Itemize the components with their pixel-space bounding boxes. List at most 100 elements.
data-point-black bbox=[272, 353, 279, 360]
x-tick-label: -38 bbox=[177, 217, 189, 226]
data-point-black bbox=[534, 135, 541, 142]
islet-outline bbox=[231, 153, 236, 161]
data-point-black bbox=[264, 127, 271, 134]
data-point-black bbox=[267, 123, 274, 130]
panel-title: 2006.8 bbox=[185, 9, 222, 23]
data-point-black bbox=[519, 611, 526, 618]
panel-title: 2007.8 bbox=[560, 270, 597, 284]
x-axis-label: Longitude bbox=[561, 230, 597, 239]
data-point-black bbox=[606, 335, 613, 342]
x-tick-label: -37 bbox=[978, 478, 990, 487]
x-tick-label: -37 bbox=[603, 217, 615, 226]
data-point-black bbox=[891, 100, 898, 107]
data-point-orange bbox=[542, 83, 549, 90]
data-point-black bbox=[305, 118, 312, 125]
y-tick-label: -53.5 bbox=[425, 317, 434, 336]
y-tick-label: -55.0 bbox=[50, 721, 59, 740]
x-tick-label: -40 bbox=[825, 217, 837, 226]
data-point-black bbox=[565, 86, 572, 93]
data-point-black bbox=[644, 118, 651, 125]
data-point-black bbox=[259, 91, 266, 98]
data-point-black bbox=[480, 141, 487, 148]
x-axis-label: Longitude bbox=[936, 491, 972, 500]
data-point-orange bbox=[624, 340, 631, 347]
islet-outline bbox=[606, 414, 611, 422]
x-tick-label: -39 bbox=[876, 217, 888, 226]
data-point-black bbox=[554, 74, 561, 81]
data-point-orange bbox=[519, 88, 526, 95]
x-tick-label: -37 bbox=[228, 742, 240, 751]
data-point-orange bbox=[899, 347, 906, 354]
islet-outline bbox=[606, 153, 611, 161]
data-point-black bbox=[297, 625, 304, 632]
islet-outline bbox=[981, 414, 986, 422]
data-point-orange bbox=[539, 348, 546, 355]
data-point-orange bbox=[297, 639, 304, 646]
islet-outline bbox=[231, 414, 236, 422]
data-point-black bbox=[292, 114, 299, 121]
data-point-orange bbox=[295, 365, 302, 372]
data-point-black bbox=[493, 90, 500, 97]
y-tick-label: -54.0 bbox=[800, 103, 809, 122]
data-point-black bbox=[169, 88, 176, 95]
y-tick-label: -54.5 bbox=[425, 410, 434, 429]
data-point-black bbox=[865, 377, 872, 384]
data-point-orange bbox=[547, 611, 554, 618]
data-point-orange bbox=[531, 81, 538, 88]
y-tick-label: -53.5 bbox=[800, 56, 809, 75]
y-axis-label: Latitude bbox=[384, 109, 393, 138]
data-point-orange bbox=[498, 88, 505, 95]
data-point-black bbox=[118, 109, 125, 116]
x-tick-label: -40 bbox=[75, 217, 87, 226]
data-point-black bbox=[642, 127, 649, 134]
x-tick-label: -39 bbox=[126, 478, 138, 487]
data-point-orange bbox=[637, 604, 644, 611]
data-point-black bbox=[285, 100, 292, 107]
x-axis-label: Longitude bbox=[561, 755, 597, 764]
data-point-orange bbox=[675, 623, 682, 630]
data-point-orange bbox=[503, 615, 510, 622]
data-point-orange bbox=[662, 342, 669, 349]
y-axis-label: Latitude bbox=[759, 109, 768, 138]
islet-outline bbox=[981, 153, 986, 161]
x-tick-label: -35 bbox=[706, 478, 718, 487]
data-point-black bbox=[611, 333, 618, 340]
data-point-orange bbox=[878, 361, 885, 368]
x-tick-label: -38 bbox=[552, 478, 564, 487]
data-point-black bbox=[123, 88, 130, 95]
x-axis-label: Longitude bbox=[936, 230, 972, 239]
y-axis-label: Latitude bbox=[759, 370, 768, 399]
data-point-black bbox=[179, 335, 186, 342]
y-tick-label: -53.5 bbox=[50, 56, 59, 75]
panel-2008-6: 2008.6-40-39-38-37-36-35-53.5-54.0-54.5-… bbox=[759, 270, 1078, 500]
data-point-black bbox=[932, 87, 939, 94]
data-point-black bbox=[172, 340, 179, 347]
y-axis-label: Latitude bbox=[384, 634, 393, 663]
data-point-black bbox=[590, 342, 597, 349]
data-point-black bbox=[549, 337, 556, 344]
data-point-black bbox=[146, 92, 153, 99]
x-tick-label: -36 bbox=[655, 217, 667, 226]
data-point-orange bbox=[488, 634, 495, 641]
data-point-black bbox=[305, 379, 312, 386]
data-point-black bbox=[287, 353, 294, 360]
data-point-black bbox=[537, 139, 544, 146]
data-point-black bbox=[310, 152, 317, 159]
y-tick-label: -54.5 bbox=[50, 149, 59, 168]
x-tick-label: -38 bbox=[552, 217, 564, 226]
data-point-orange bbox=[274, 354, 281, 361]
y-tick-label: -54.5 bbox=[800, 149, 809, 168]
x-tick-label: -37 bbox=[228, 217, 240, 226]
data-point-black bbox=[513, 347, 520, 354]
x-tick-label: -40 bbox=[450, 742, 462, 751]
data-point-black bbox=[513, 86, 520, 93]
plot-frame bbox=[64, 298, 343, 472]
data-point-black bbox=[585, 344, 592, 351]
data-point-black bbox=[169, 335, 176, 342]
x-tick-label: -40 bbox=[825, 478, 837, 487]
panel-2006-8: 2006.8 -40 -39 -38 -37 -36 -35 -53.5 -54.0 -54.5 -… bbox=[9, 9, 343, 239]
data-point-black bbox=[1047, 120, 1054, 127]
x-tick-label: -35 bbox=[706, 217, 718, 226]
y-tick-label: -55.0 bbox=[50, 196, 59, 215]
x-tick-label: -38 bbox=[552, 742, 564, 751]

......

DO THIS: Copy every line of the material above word for word, changing nothing.

FULL RESPONSE:
Itemize the components with their pixel-space bounding boxes. List at most 100 elements.
data-point-black bbox=[272, 353, 279, 360]
x-tick-label: -38 bbox=[177, 217, 189, 226]
data-point-black bbox=[534, 135, 541, 142]
islet-outline bbox=[231, 153, 236, 161]
data-point-black bbox=[264, 127, 271, 134]
data-point-black bbox=[267, 123, 274, 130]
panel-title: 2006.8 bbox=[185, 9, 222, 23]
data-point-black bbox=[519, 611, 526, 618]
panel-title: 2007.8 bbox=[560, 270, 597, 284]
x-axis-label: Longitude bbox=[561, 230, 597, 239]
data-point-black bbox=[606, 335, 613, 342]
x-tick-label: -37 bbox=[978, 478, 990, 487]
x-tick-label: -37 bbox=[603, 217, 615, 226]
data-point-black bbox=[891, 100, 898, 107]
data-point-orange bbox=[542, 83, 549, 90]
data-point-black bbox=[305, 118, 312, 125]
y-tick-label: -53.5 bbox=[425, 317, 434, 336]
y-tick-label: -55.0 bbox=[50, 721, 59, 740]
x-tick-label: -40 bbox=[825, 217, 837, 226]
data-point-black bbox=[565, 86, 572, 93]
data-point-black bbox=[644, 118, 651, 125]
data-point-black bbox=[259, 91, 266, 98]
data-point-black bbox=[480, 141, 487, 148]
x-axis-label: Longitude bbox=[936, 491, 972, 500]
data-point-orange bbox=[624, 340, 631, 347]
islet-outline bbox=[606, 414, 611, 422]
x-tick-label: -39 bbox=[876, 217, 888, 226]
data-point-black bbox=[554, 74, 561, 81]
data-point-orange bbox=[519, 88, 526, 95]
x-tick-label: -37 bbox=[228, 742, 240, 751]
data-point-orange bbox=[899, 347, 906, 354]
islet-outline bbox=[606, 153, 611, 161]
data-point-black bbox=[297, 625, 304, 632]
islet-outline bbox=[981, 414, 986, 422]
data-point-orange bbox=[539, 348, 546, 355]
data-point-orange bbox=[297, 639, 304, 646]
islet-outline bbox=[231, 414, 236, 422]
data-point-black bbox=[292, 114, 299, 121]
data-point-orange bbox=[295, 365, 302, 372]
data-point-black bbox=[493, 90, 500, 97]
y-tick-label: -54.0 bbox=[800, 103, 809, 122]
data-point-black bbox=[169, 88, 176, 95]
y-tick-label: -54.5 bbox=[425, 410, 434, 429]
data-point-black bbox=[865, 377, 872, 384]
data-point-orange bbox=[547, 611, 554, 618]
data-point-orange bbox=[531, 81, 538, 88]
y-tick-label: -53.5 bbox=[800, 56, 809, 75]
y-axis-label: Latitude bbox=[384, 109, 393, 138]
data-point-orange bbox=[498, 88, 505, 95]
data-point-black bbox=[118, 109, 125, 116]
x-tick-label: -40 bbox=[75, 217, 87, 226]
data-point-black bbox=[642, 127, 649, 134]
x-tick-label: -39 bbox=[126, 478, 138, 487]
data-point-orange bbox=[637, 604, 644, 611]
data-point-black bbox=[285, 100, 292, 107]
x-axis-label: Longitude bbox=[561, 755, 597, 764]
data-point-orange bbox=[675, 623, 682, 630]
data-point-orange bbox=[503, 615, 510, 622]
data-point-orange bbox=[662, 342, 669, 349]
y-axis-label: Latitude bbox=[759, 109, 768, 138]
islet-outline bbox=[981, 153, 986, 161]
x-tick-label: -35 bbox=[706, 478, 718, 487]
data-point-black bbox=[611, 333, 618, 340]
data-point-orange bbox=[878, 361, 885, 368]
x-tick-label: -38 bbox=[552, 478, 564, 487]
data-point-black bbox=[123, 88, 130, 95]
x-axis-label: Longitude bbox=[936, 230, 972, 239]
y-axis-label: Latitude bbox=[759, 370, 768, 399]
data-point-black bbox=[179, 335, 186, 342]
y-tick-label: -53.5 bbox=[50, 56, 59, 75]
panel-2008-6: 2008.6-40-39-38-37-36-35-53.5-54.0-54.5-… bbox=[759, 270, 1078, 500]
data-point-black bbox=[932, 87, 939, 94]
data-point-black bbox=[172, 340, 179, 347]
y-axis-label: Latitude bbox=[384, 634, 393, 663]
data-point-black bbox=[590, 342, 597, 349]
data-point-black bbox=[549, 337, 556, 344]
data-point-black bbox=[146, 92, 153, 99]
x-tick-label: -36 bbox=[655, 217, 667, 226]
data-point-orange bbox=[488, 634, 495, 641]
data-point-black bbox=[305, 379, 312, 386]
data-point-black bbox=[287, 353, 294, 360]
data-point-black bbox=[537, 139, 544, 146]
data-point-black bbox=[310, 152, 317, 159]
y-tick-label: -54.5 bbox=[50, 149, 59, 168]
x-tick-label: -38 bbox=[552, 217, 564, 226]
data-point-orange bbox=[274, 354, 281, 361]
y-tick-label: -54.5 bbox=[800, 149, 809, 168]
x-tick-label: -37 bbox=[228, 217, 240, 226]
data-point-black bbox=[513, 347, 520, 354]
x-tick-label: -40 bbox=[450, 742, 462, 751]
data-point-black bbox=[513, 86, 520, 93]
plot-frame bbox=[64, 298, 343, 472]
data-point-black bbox=[585, 344, 592, 351]
data-point-black bbox=[169, 335, 176, 342]
x-tick-label: -40 bbox=[825, 478, 837, 487]
panel-2006-8: 2006.8 -40 -39 -38 -37 -36 -35 -53.5 -54.0 -54.5 -… bbox=[9, 9, 343, 239]
data-point-black bbox=[1047, 120, 1054, 127]
x-tick-label: -35 bbox=[706, 217, 718, 226]
y-tick-label: -55.0 bbox=[50, 196, 59, 215]
x-tick-label: -38 bbox=[552, 742, 564, 751]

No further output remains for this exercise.